■ **THE INPUT**
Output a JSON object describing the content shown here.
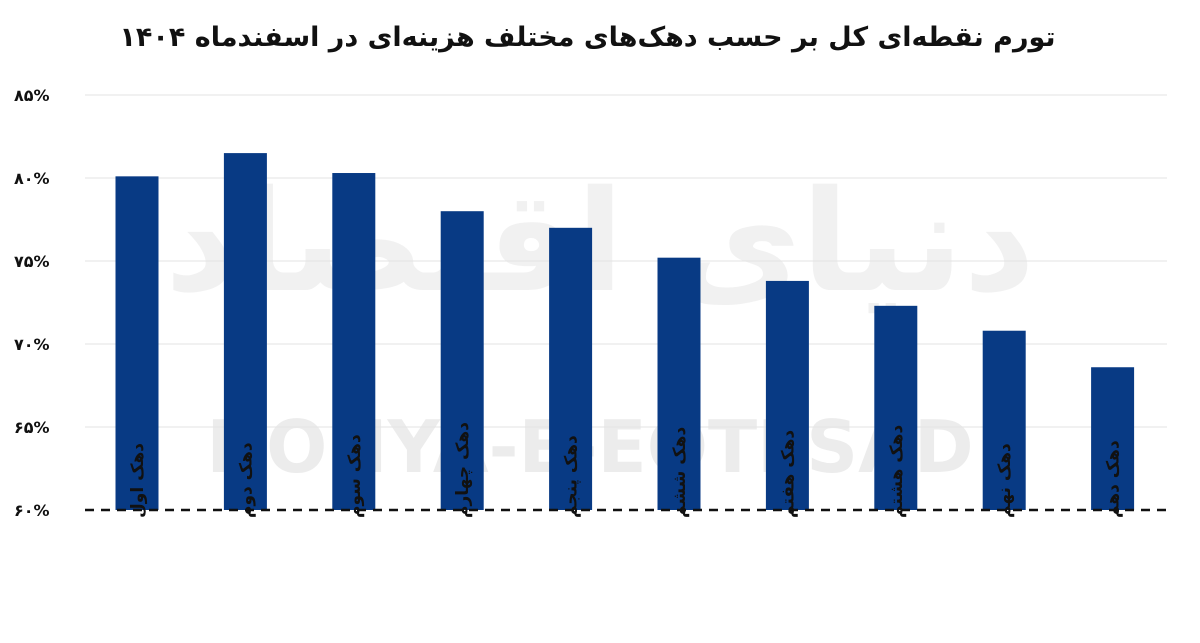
{
  "chart_data": {
    "type": "bar",
    "title": "تورم نقطه‌ای کل بر حسب دهک‌های مختلف هزینه‌ای در اسفندماه ۱۴۰۴",
    "xlabel": "",
    "ylabel": "",
    "categories": [
      "دهک اول",
      "دهک دوم",
      "دهک سوم",
      "دهک چهارم",
      "دهک پنجم",
      "دهک ششم",
      "دهک هفتم",
      "دهک هشتم",
      "دهک نهم",
      "دهک دهم"
    ],
    "values": [
      80.1,
      81.5,
      80.3,
      78.0,
      77.0,
      75.2,
      73.8,
      72.3,
      70.8,
      68.6
    ],
    "ylim": [
      60,
      85
    ],
    "yticks": [
      60,
      65,
      70,
      75,
      80,
      85
    ],
    "ytick_labels": [
      "۶۰%",
      "۶۵%",
      "۷۰%",
      "۷۵%",
      "۸۰%",
      "۸۵%"
    ],
    "grid": true,
    "legend": "none",
    "bar_color": "#083a84",
    "watermark": {
      "latin": "DONYA-E-EQTESAD",
      "persian": "دنیای اقتصاد"
    }
  }
}
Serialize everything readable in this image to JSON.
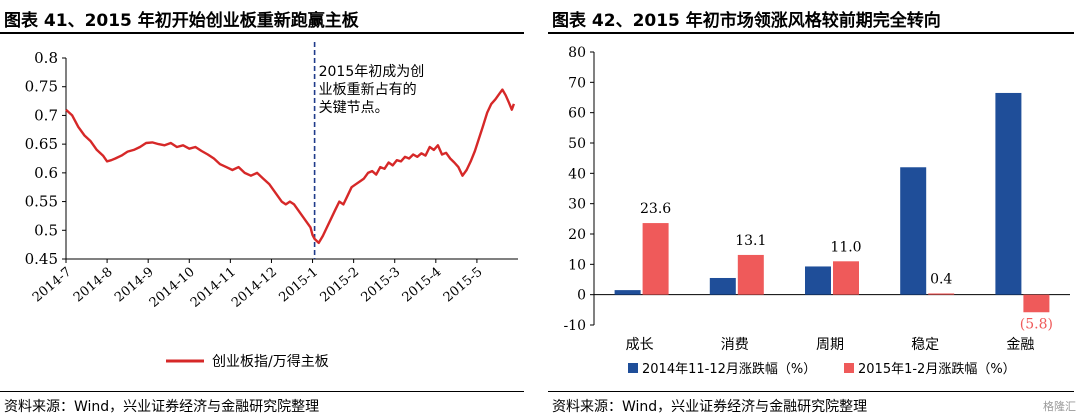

■ **STATED PROBLEM**
Identify every line where the string "JSON" appears.

■ **PROBLEM SOLUTION**
Output a JSON object describing the content shown here.
Serialize everything readable in this image to JSON.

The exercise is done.